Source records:
--- START ---

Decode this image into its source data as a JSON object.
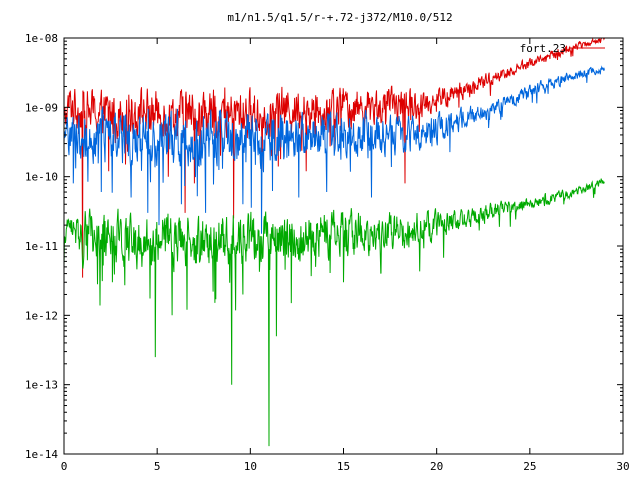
{
  "chart_data": {
    "type": "line",
    "title": "m1/n1.5/q1.5/r-+.72-j372/M10.0/512",
    "xlabel": "",
    "ylabel": "",
    "x_ticks": [
      "0",
      "5",
      "10",
      "15",
      "20",
      "25",
      "30"
    ],
    "y_ticks": [
      "1e-08",
      "1e-09",
      "1e-10",
      "1e-11",
      "1e-12",
      "1e-13",
      "1e-14"
    ],
    "xlim": [
      0,
      30
    ],
    "ylim": [
      1e-14,
      1e-08
    ],
    "y_scale": "log",
    "grid": false,
    "legend": {
      "placement": "top-right",
      "entries": [
        "fort.23"
      ]
    },
    "series": [
      {
        "name": "fort.23",
        "color": "#dd0000",
        "x": [
          0.0,
          0.3,
          1.0,
          2.0,
          3.0,
          4.0,
          5.0,
          6.0,
          7.0,
          8.0,
          9.0,
          10.0,
          11.0,
          12.0,
          13.0,
          14.0,
          15.0,
          16.0,
          17.0,
          18.0,
          19.0,
          20.0,
          21.0,
          22.0,
          23.0,
          24.0,
          25.0,
          26.0,
          27.0,
          28.0,
          29.0
        ],
        "y": [
          6e-10,
          1.1e-09,
          9e-10,
          8e-10,
          8e-10,
          9e-10,
          8e-10,
          8e-10,
          8e-10,
          8e-10,
          8e-10,
          8e-10,
          8e-10,
          1e-09,
          9e-10,
          9e-10,
          1e-09,
          1e-09,
          1e-09,
          1.1e-09,
          1.1e-09,
          1.3e-09,
          1.6e-09,
          2e-09,
          2.6e-09,
          3.4e-09,
          4.3e-09,
          5.4e-09,
          6.8e-09,
          8.3e-09,
          9.8e-09
        ],
        "noise": [
          0.35,
          0.45,
          0.5,
          0.5,
          0.5,
          0.5,
          0.5,
          0.5,
          0.5,
          0.5,
          0.5,
          0.5,
          0.5,
          0.45,
          0.45,
          0.45,
          0.45,
          0.4,
          0.4,
          0.35,
          0.3,
          0.25,
          0.2,
          0.18,
          0.15,
          0.12,
          0.12,
          0.1,
          0.1,
          0.08,
          0.06
        ],
        "spikes": [
          [
            1.0,
            3.5e-12
          ],
          [
            2.4,
            1.2e-10
          ],
          [
            3.3,
            1.5e-10
          ],
          [
            5.6,
            1e-10
          ],
          [
            6.5,
            3e-11
          ],
          [
            7.0,
            8e-11
          ],
          [
            8.4,
            2e-10
          ],
          [
            9.1,
            2.5e-11
          ],
          [
            11.5,
            1.4e-10
          ],
          [
            13.0,
            1.2e-10
          ],
          [
            18.3,
            8e-11
          ]
        ]
      },
      {
        "name": "",
        "color": "#0066dd",
        "x": [
          0.0,
          0.3,
          1.0,
          2.0,
          3.0,
          4.0,
          5.0,
          6.0,
          7.0,
          8.0,
          9.0,
          10.0,
          11.0,
          12.0,
          13.0,
          14.0,
          15.0,
          16.0,
          17.0,
          18.0,
          19.0,
          20.0,
          21.0,
          22.0,
          23.0,
          24.0,
          25.0,
          26.0,
          27.0,
          28.0,
          29.0
        ],
        "y": [
          2.5e-10,
          5e-10,
          4e-10,
          3.5e-10,
          3.5e-10,
          3.5e-10,
          3.5e-10,
          3.5e-10,
          3.5e-10,
          3.5e-10,
          3.5e-10,
          3.5e-10,
          3.5e-10,
          3.5e-10,
          4e-10,
          4e-10,
          4e-10,
          4e-10,
          4e-10,
          4e-10,
          4.5e-10,
          5e-10,
          6e-10,
          7.5e-10,
          1e-09,
          1.3e-09,
          1.7e-09,
          2.2e-09,
          2.7e-09,
          3.1e-09,
          3.6e-09
        ],
        "noise": [
          0.35,
          0.5,
          0.55,
          0.55,
          0.55,
          0.55,
          0.55,
          0.55,
          0.55,
          0.55,
          0.55,
          0.55,
          0.55,
          0.5,
          0.5,
          0.5,
          0.5,
          0.45,
          0.45,
          0.4,
          0.35,
          0.3,
          0.25,
          0.22,
          0.18,
          0.15,
          0.14,
          0.12,
          0.12,
          0.1,
          0.08
        ],
        "spikes": [
          [
            0.5,
            8e-11
          ],
          [
            2.0,
            6e-11
          ],
          [
            3.6,
            5e-11
          ],
          [
            4.5,
            3e-11
          ],
          [
            5.1,
            2e-11
          ],
          [
            6.3,
            4e-11
          ],
          [
            7.6,
            3e-11
          ],
          [
            9.6,
            4e-11
          ],
          [
            10.6,
            1.5e-11
          ],
          [
            12.6,
            5e-11
          ],
          [
            14.1,
            6e-11
          ],
          [
            16.5,
            5e-11
          ]
        ]
      },
      {
        "name": "",
        "color": "#00aa00",
        "x": [
          0.0,
          0.3,
          1.0,
          2.0,
          3.0,
          4.0,
          5.0,
          6.0,
          7.0,
          8.0,
          9.0,
          10.0,
          11.0,
          12.0,
          13.0,
          14.0,
          15.0,
          16.0,
          17.0,
          18.0,
          19.0,
          20.0,
          21.0,
          22.0,
          23.0,
          24.0,
          25.0,
          26.0,
          27.0,
          28.0,
          29.0
        ],
        "y": [
          1.5e-11,
          2e-11,
          1.5e-11,
          1.3e-11,
          1.2e-11,
          1.2e-11,
          1.2e-11,
          1.2e-11,
          1.2e-11,
          1.2e-11,
          1.2e-11,
          1.2e-11,
          1.3e-11,
          1.3e-11,
          1.4e-11,
          1.5e-11,
          1.5e-11,
          1.6e-11,
          1.6e-11,
          1.7e-11,
          1.8e-11,
          2e-11,
          2.3e-11,
          2.7e-11,
          3.1e-11,
          3.6e-11,
          4.2e-11,
          4.8e-11,
          5.7e-11,
          6.8e-11,
          8.5e-11
        ],
        "noise": [
          0.25,
          0.2,
          0.5,
          0.55,
          0.55,
          0.55,
          0.55,
          0.55,
          0.55,
          0.55,
          0.55,
          0.55,
          0.55,
          0.5,
          0.5,
          0.5,
          0.5,
          0.45,
          0.45,
          0.4,
          0.35,
          0.3,
          0.25,
          0.2,
          0.18,
          0.15,
          0.13,
          0.12,
          0.1,
          0.1,
          0.08
        ],
        "spikes": [
          [
            0.0,
            5e-12
          ],
          [
            1.0,
            5e-12
          ],
          [
            1.8,
            2.8e-12
          ],
          [
            2.6,
            3e-12
          ],
          [
            4.9,
            2.5e-13
          ],
          [
            5.8,
            1e-12
          ],
          [
            6.6,
            1.2e-12
          ],
          [
            8.0,
            2.2e-12
          ],
          [
            9.0,
            1e-13
          ],
          [
            9.6,
            2e-12
          ],
          [
            11.0,
            1.3e-14
          ],
          [
            11.4,
            5e-13
          ],
          [
            12.2,
            1.5e-12
          ],
          [
            13.5,
            5e-12
          ],
          [
            15.0,
            3e-12
          ],
          [
            17.0,
            4e-12
          ]
        ]
      }
    ]
  }
}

--- END ---

▶ [AIM] Scan the records for the string "color". Copy each line in which it appears.

▶ [FINAL ANSWER]
        "color": "#dd0000",
        "color": "#0066dd",
        "color": "#00aa00",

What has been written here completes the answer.